Identify all lines in the data containing the string "remote". Copy them out.

------------

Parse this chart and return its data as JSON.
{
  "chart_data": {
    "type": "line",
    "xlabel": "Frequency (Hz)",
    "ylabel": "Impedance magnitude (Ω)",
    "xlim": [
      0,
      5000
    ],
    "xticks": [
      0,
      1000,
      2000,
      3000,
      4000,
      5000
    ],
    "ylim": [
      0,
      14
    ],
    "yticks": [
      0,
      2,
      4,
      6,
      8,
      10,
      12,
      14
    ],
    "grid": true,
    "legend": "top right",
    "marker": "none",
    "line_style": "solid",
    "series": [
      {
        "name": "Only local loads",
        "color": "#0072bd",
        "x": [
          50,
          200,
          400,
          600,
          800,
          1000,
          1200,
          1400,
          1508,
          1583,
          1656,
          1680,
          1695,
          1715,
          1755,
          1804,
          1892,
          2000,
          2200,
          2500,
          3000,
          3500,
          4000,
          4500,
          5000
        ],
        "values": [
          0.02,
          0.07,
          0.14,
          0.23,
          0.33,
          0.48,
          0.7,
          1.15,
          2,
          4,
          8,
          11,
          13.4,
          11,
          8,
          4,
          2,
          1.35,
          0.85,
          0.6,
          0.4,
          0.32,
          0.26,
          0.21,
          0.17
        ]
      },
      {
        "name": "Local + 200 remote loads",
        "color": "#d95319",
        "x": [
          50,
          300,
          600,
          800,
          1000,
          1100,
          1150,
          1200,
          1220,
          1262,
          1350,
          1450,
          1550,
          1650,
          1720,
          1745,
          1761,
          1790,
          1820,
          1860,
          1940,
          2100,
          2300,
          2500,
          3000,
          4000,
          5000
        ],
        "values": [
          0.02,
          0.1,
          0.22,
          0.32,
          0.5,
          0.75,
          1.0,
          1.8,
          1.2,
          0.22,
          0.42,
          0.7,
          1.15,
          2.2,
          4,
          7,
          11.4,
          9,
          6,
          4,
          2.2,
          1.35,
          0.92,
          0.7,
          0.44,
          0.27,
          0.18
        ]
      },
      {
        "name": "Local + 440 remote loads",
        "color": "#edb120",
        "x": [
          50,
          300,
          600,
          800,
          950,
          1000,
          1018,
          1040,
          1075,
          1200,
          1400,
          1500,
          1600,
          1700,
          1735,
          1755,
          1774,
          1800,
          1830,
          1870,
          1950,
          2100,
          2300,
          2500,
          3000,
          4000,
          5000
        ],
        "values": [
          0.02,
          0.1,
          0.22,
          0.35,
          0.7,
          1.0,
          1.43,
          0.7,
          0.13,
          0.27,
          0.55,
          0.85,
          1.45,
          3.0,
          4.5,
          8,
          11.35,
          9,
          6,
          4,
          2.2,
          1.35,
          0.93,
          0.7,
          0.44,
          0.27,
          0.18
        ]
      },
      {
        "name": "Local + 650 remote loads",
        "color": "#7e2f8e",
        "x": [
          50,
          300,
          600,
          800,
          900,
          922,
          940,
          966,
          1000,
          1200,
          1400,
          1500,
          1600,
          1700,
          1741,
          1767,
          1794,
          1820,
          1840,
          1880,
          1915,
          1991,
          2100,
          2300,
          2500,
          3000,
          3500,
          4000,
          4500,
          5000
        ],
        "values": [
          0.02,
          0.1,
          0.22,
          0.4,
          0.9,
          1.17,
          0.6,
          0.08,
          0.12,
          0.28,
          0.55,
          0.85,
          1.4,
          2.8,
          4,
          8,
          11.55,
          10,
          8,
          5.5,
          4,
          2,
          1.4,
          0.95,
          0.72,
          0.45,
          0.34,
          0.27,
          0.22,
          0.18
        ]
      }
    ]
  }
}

------------

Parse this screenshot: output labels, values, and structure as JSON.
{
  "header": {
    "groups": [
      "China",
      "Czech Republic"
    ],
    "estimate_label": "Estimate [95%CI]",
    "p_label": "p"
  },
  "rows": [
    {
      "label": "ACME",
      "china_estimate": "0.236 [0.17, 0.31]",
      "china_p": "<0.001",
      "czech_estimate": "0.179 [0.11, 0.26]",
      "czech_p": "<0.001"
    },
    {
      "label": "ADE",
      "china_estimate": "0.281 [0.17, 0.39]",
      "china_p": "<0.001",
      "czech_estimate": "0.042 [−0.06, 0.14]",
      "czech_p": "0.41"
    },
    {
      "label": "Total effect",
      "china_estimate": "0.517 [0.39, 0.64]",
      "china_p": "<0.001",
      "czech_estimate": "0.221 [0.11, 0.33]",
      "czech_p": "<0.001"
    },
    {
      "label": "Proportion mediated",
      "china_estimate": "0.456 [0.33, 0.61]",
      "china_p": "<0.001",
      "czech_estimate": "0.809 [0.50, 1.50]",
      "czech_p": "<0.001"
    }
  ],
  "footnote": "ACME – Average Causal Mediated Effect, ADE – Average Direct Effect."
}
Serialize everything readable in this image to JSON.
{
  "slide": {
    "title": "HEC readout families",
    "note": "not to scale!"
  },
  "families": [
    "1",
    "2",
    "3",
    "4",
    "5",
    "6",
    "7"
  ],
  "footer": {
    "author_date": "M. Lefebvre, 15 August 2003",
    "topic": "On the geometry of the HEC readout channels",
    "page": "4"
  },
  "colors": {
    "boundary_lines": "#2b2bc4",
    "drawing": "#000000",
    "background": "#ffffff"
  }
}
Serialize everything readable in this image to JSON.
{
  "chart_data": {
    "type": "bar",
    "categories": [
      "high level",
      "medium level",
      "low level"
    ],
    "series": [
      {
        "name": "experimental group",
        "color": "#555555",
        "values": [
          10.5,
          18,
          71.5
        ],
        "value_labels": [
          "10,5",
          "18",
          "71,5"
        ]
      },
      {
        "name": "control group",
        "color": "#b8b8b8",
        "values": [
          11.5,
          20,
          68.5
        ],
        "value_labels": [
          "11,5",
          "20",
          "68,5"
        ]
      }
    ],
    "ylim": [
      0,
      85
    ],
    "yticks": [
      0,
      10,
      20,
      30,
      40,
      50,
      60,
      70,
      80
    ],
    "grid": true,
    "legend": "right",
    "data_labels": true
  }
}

------------

** Result of the task **
        "name": "Local + 200 remote loads",
        "name": "Local + 440 remote loads",
        "name": "Local + 650 remote loads",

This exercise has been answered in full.